What is being asked: Give back the full listing, character for character, with no pictures.

───── Task input ─────

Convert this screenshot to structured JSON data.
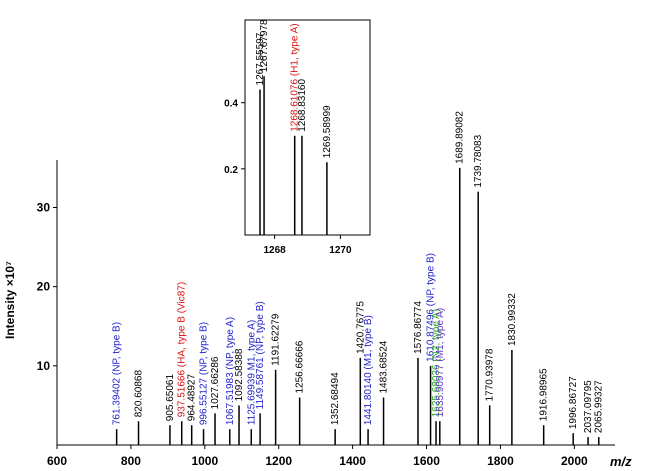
{
  "chart_data": [
    {
      "type": "stem",
      "xlabel": "m/z",
      "ylabel": "Intensity ×10⁷",
      "x": [
        761.39402,
        820.60868,
        905.65061,
        937.51666,
        964.48927,
        996.55127,
        1027.66286,
        1067.51983,
        1092.58388,
        1125.69939,
        1149.58761,
        1191.62279,
        1256.66666,
        1352.68494,
        1420.76775,
        1441.8014,
        1483.68524,
        1576.86774,
        1610.87496,
        1625.68036,
        1635.90977,
        1689.89082,
        1739.78083,
        1770.93978,
        1830.99332,
        1916.98965,
        1996.86727,
        2037.09795,
        2065.99327
      ],
      "values": [
        2,
        3,
        2.5,
        3,
        2.5,
        2,
        4,
        2,
        5,
        2,
        4,
        9.5,
        6,
        2,
        11,
        2,
        6,
        11,
        10,
        3,
        3,
        35,
        32,
        5,
        12,
        2.5,
        1.5,
        1,
        1
      ],
      "labels": [
        "761.39402 (NP, type B)",
        "820.60868",
        "905.65061",
        "937.51666 (HA, type B (Vic87)",
        "964.48927",
        "996.55127 (NP, type B)",
        "1027.66286",
        "1067.51983 (NP, type A)",
        "1092.58388",
        "1125.69939 M1, type A)",
        "1149.58761 (NP, type B)",
        "1191.62279",
        "1256.66666",
        "1352.68494",
        "1420.76775",
        "1441.80140 (M1, type B)",
        "1483.68524",
        "1576.86774",
        "1610.87496 (NP, type B)",
        "1625.68036 (N2, type A)",
        "1635.90977 (M1, type A)",
        "1689.89082",
        "1739.78083",
        "1770.93978",
        "1830.99332",
        "1916.98965",
        "1996.86727",
        "2037.09795",
        "2065.99327"
      ],
      "label_colors": [
        "#2222cc",
        "#000000",
        "#000000",
        "#dd1111",
        "#000000",
        "#2222cc",
        "#000000",
        "#2222cc",
        "#000000",
        "#2222cc",
        "#2222cc",
        "#000000",
        "#000000",
        "#000000",
        "#000000",
        "#2222cc",
        "#000000",
        "#000000",
        "#2222cc",
        "#22aa22",
        "#6633cc",
        "#000000",
        "#000000",
        "#000000",
        "#000000",
        "#000000",
        "#000000",
        "#000000",
        "#000000"
      ],
      "color": "#000000",
      "xlim": [
        600,
        2110
      ],
      "xticks": [
        600,
        800,
        1000,
        1200,
        1400,
        1600,
        1800,
        2000
      ],
      "ylim": [
        0,
        36
      ],
      "yticks": [
        10,
        20,
        30
      ]
    },
    {
      "type": "stem",
      "x": [
        1267.55597,
        1267.67978,
        1268.61076,
        1268.8316,
        1269.58999
      ],
      "values": [
        0.44,
        0.48,
        0.3,
        0.3,
        0.22
      ],
      "labels": [
        "1267.55597",
        "1267.67978",
        "1268.61076 (H1, type A)",
        "1268.83160",
        "1269.58999"
      ],
      "label_colors": [
        "#000000",
        "#000000",
        "#dd1111",
        "#000000",
        "#000000"
      ],
      "color": "#000000",
      "xlim": [
        1267.1,
        1270.9
      ],
      "xticks": [
        1268,
        1270
      ],
      "ylim": [
        0,
        0.65
      ],
      "yticks": [
        0.2,
        0.4
      ]
    }
  ]
}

─────

Answer to this task:
Convert this screenshot to structured JSON data.
{
  "chart_data": [
    {
      "type": "stem",
      "xlabel": "m/z",
      "ylabel": "Intensity ×10⁷",
      "x": [
        761.39402,
        820.60868,
        905.65061,
        937.51666,
        964.48927,
        996.55127,
        1027.66286,
        1067.51983,
        1092.58388,
        1125.69939,
        1149.58761,
        1191.62279,
        1256.66666,
        1352.68494,
        1420.76775,
        1441.8014,
        1483.68524,
        1576.86774,
        1610.87496,
        1625.68036,
        1635.90977,
        1689.89082,
        1739.78083,
        1770.93978,
        1830.99332,
        1916.98965,
        1996.86727,
        2037.09795,
        2065.99327
      ],
      "values": [
        2,
        3,
        2.5,
        3,
        2.5,
        2,
        4,
        2,
        5,
        2,
        4,
        9.5,
        6,
        2,
        11,
        2,
        6,
        11,
        10,
        3,
        3,
        35,
        32,
        5,
        12,
        2.5,
        1.5,
        1,
        1
      ],
      "labels": [
        "761.39402 (NP, type B)",
        "820.60868",
        "905.65061",
        "937.51666 (HA, type B (Vic87)",
        "964.48927",
        "996.55127 (NP, type B)",
        "1027.66286",
        "1067.51983 (NP, type A)",
        "1092.58388",
        "1125.69939 M1, type A)",
        "1149.58761 (NP, type B)",
        "1191.62279",
        "1256.66666",
        "1352.68494",
        "1420.76775",
        "1441.80140 (M1, type B)",
        "1483.68524",
        "1576.86774",
        "1610.87496 (NP, type B)",
        "1625.68036 (N2, type A)",
        "1635.90977 (M1, type A)",
        "1689.89082",
        "1739.78083",
        "1770.93978",
        "1830.99332",
        "1916.98965",
        "1996.86727",
        "2037.09795",
        "2065.99327"
      ],
      "label_colors": [
        "#2222cc",
        "#000000",
        "#000000",
        "#dd1111",
        "#000000",
        "#2222cc",
        "#000000",
        "#2222cc",
        "#000000",
        "#2222cc",
        "#2222cc",
        "#000000",
        "#000000",
        "#000000",
        "#000000",
        "#2222cc",
        "#000000",
        "#000000",
        "#2222cc",
        "#22aa22",
        "#6633cc",
        "#000000",
        "#000000",
        "#000000",
        "#000000",
        "#000000",
        "#000000",
        "#000000",
        "#000000"
      ],
      "color": "#000000",
      "xlim": [
        600,
        2110
      ],
      "xticks": [
        600,
        800,
        1000,
        1200,
        1400,
        1600,
        1800,
        2000
      ],
      "ylim": [
        0,
        36
      ],
      "yticks": [
        10,
        20,
        30
      ]
    },
    {
      "type": "stem",
      "x": [
        1267.55597,
        1267.67978,
        1268.61076,
        1268.8316,
        1269.58999
      ],
      "values": [
        0.44,
        0.48,
        0.3,
        0.3,
        0.22
      ],
      "labels": [
        "1267.55597",
        "1267.67978",
        "1268.61076 (H1, type A)",
        "1268.83160",
        "1269.58999"
      ],
      "label_colors": [
        "#000000",
        "#000000",
        "#dd1111",
        "#000000",
        "#000000"
      ],
      "color": "#000000",
      "xlim": [
        1267.1,
        1270.9
      ],
      "xticks": [
        1268,
        1270
      ],
      "ylim": [
        0,
        0.65
      ],
      "yticks": [
        0.2,
        0.4
      ]
    }
  ]
}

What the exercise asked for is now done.